Records from a data collection:
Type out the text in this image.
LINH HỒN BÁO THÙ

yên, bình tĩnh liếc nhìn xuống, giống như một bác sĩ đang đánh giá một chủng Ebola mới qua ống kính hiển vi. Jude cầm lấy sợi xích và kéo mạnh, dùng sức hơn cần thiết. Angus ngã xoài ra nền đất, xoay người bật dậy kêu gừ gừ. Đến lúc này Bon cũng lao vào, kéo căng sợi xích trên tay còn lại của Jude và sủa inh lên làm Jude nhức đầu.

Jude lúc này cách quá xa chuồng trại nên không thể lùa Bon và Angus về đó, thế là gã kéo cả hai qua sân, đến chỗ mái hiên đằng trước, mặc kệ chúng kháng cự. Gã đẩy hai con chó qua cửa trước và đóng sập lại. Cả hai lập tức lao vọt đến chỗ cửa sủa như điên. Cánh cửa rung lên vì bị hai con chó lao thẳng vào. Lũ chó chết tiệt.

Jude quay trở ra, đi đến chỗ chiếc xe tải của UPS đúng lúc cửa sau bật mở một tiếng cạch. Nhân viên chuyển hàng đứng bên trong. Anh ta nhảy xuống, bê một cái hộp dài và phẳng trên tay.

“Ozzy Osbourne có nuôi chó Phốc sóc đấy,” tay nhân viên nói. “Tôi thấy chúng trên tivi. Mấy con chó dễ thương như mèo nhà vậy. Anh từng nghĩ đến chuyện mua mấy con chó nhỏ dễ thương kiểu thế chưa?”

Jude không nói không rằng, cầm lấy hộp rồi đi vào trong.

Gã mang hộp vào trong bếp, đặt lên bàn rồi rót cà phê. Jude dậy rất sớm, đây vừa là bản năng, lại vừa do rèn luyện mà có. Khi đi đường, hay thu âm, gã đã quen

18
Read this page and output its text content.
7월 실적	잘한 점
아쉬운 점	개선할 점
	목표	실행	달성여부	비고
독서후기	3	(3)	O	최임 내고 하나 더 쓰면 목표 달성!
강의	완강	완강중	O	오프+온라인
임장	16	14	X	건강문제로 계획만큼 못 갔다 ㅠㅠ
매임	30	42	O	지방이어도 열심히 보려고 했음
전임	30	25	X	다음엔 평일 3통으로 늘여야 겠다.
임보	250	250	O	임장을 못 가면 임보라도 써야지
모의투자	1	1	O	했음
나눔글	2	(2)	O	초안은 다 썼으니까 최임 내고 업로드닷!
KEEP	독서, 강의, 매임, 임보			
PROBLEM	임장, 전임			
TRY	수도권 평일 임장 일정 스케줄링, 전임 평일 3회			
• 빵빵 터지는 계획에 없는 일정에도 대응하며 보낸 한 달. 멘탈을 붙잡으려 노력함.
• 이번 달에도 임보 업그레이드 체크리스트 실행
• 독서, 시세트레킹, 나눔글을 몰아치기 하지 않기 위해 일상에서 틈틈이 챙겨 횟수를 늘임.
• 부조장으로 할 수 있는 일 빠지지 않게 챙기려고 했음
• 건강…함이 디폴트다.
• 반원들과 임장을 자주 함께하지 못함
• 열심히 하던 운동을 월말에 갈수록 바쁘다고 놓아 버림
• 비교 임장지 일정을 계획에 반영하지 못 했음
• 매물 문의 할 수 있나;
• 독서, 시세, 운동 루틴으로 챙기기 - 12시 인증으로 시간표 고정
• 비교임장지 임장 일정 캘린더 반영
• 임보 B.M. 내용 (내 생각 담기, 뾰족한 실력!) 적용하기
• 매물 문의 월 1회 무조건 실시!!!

TASK TO COMPLETE: Beginning with the line that contains "Read this page and output its text content.", quote each line exactly through the last line of the entries above, and nothing beyond them.

FINAL RESULT:
Read this page and output its text content.
7월 실적	잘한 점
아쉬운 점	개선할 점
	목표	실행	달성여부	비고
독서후기	3	(3)	O	최임 내고 하나 더 쓰면 목표 달성!
강의	완강	완강중	O	오프+온라인
임장	16	14	X	건강문제로 계획만큼 못 갔다 ㅠㅠ
매임	30	42	O	지방이어도 열심히 보려고 했음
전임	30	25	X	다음엔 평일 3통으로 늘여야 겠다.
임보	250	250	O	임장을 못 가면 임보라도 써야지
모의투자	1	1	O	했음
나눔글	2	(2)	O	초안은 다 썼으니까 최임 내고 업로드닷!
KEEP	독서, 강의, 매임, 임보			
PROBLEM	임장, 전임			
TRY	수도권 평일 임장 일정 스케줄링, 전임 평일 3회			
• 빵빵 터지는 계획에 없는 일정에도 대응하며 보낸 한 달. 멘탈을 붙잡으려 노력함.
• 이번 달에도 임보 업그레이드 체크리스트 실행
• 독서, 시세트레킹, 나눔글을 몰아치기 하지 않기 위해 일상에서 틈틈이 챙겨 횟수를 늘임.
• 부조장으로 할 수 있는 일 빠지지 않게 챙기려고 했음
• 건강…함이 디폴트다.
• 반원들과 임장을 자주 함께하지 못함
• 열심히 하던 운동을 월말에 갈수록 바쁘다고 놓아 버림
• 비교 임장지 일정을 계획에 반영하지 못 했음
• 매물 문의 할 수 있나;
• 독서, 시세, 운동 루틴으로 챙기기 - 12시 인증으로 시간표 고정
• 비교임장지 임장 일정 캘린더 반영
• 임보 B.M. 내용 (내 생각 담기, 뾰족한 실력!) 적용하기
• 매물 문의 월 1회 무조건 실시!!!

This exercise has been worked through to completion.